What is asked: Your task is to print the material below exactly as presented.

Stored data entries:
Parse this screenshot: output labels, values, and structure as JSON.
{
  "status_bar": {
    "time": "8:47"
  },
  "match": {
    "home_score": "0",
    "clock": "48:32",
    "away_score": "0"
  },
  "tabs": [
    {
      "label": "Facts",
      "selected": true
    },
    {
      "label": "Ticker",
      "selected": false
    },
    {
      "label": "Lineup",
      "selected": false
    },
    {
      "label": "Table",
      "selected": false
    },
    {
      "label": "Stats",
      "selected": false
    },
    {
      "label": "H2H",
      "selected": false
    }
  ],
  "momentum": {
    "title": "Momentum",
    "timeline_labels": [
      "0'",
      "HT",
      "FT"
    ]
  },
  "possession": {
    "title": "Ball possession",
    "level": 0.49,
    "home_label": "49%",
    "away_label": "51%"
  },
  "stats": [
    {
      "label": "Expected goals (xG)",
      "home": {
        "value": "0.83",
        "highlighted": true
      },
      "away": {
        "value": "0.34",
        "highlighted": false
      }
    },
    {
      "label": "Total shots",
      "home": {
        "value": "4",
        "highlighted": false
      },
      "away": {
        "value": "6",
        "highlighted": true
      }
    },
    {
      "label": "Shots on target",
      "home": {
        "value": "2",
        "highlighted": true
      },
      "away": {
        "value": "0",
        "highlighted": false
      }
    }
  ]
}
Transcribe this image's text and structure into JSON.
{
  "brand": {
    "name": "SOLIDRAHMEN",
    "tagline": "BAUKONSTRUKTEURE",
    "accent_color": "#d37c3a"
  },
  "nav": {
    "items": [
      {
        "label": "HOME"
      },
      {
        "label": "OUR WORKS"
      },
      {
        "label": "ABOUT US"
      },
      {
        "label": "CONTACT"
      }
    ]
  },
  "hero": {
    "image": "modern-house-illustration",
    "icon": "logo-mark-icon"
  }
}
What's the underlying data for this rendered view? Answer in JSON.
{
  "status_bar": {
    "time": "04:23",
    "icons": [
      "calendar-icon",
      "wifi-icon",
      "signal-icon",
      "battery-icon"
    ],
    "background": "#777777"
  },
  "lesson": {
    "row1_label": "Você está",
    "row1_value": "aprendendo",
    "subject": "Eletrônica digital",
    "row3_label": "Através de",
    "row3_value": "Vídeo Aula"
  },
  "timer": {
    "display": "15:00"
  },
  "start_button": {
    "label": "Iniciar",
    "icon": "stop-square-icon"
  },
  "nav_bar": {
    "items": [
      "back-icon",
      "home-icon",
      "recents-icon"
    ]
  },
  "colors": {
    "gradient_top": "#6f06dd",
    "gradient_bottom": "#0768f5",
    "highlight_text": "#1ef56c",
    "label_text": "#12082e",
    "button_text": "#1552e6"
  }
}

Solution:
Parse this screenshot: output labels, values, and structure as JSON.
{
  "status_bar": {
    "time": "8:47"
  },
  "match": {
    "home_score": "0",
    "clock": "48:32",
    "away_score": "0"
  },
  "tabs": [
    {
      "label": "Facts",
      "selected": true
    },
    {
      "label": "Ticker",
      "selected": false
    },
    {
      "label": "Lineup",
      "selected": false
    },
    {
      "label": "Table",
      "selected": false
    },
    {
      "label": "Stats",
      "selected": false
    },
    {
      "label": "H2H",
      "selected": false
    }
  ],
  "momentum": {
    "title": "Momentum",
    "timeline_labels": [
      "0'",
      "HT",
      "FT"
    ]
  },
  "possession": {
    "title": "Ball possession",
    "level": 0.49,
    "home_label": "49%",
    "away_label": "51%"
  },
  "stats": [
    {
      "label": "Expected goals (xG)",
      "home": {
        "value": "0.83",
        "highlighted": true
      },
      "away": {
        "value": "0.34",
        "highlighted": false
      }
    },
    {
      "label": "Total shots",
      "home": {
        "value": "4",
        "highlighted": false
      },
      "away": {
        "value": "6",
        "highlighted": true
      }
    },
    {
      "label": "Shots on target",
      "home": {
        "value": "2",
        "highlighted": true
      },
      "away": {
        "value": "0",
        "highlighted": false
      }
    }
  ]
}
Transcribe this image's text and structure into JSON.
{
  "brand": {
    "name": "SOLIDRAHMEN",
    "tagline": "BAUKONSTRUKTEURE",
    "accent_color": "#d37c3a"
  },
  "nav": {
    "items": [
      {
        "label": "HOME"
      },
      {
        "label": "OUR WORKS"
      },
      {
        "label": "ABOUT US"
      },
      {
        "label": "CONTACT"
      }
    ]
  },
  "hero": {
    "image": "modern-house-illustration",
    "icon": "logo-mark-icon"
  }
}
What's the underlying data for this rendered view? Answer in JSON.
{
  "status_bar": {
    "time": "04:23",
    "icons": [
      "calendar-icon",
      "wifi-icon",
      "signal-icon",
      "battery-icon"
    ],
    "background": "#777777"
  },
  "lesson": {
    "row1_label": "Você está",
    "row1_value": "aprendendo",
    "subject": "Eletrônica digital",
    "row3_label": "Através de",
    "row3_value": "Vídeo Aula"
  },
  "timer": {
    "display": "15:00"
  },
  "start_button": {
    "label": "Iniciar",
    "icon": "stop-square-icon"
  },
  "nav_bar": {
    "items": [
      "back-icon",
      "home-icon",
      "recents-icon"
    ]
  },
  "colors": {
    "gradient_top": "#6f06dd",
    "gradient_bottom": "#0768f5",
    "highlight_text": "#1ef56c",
    "label_text": "#12082e",
    "button_text": "#1552e6"
  }
}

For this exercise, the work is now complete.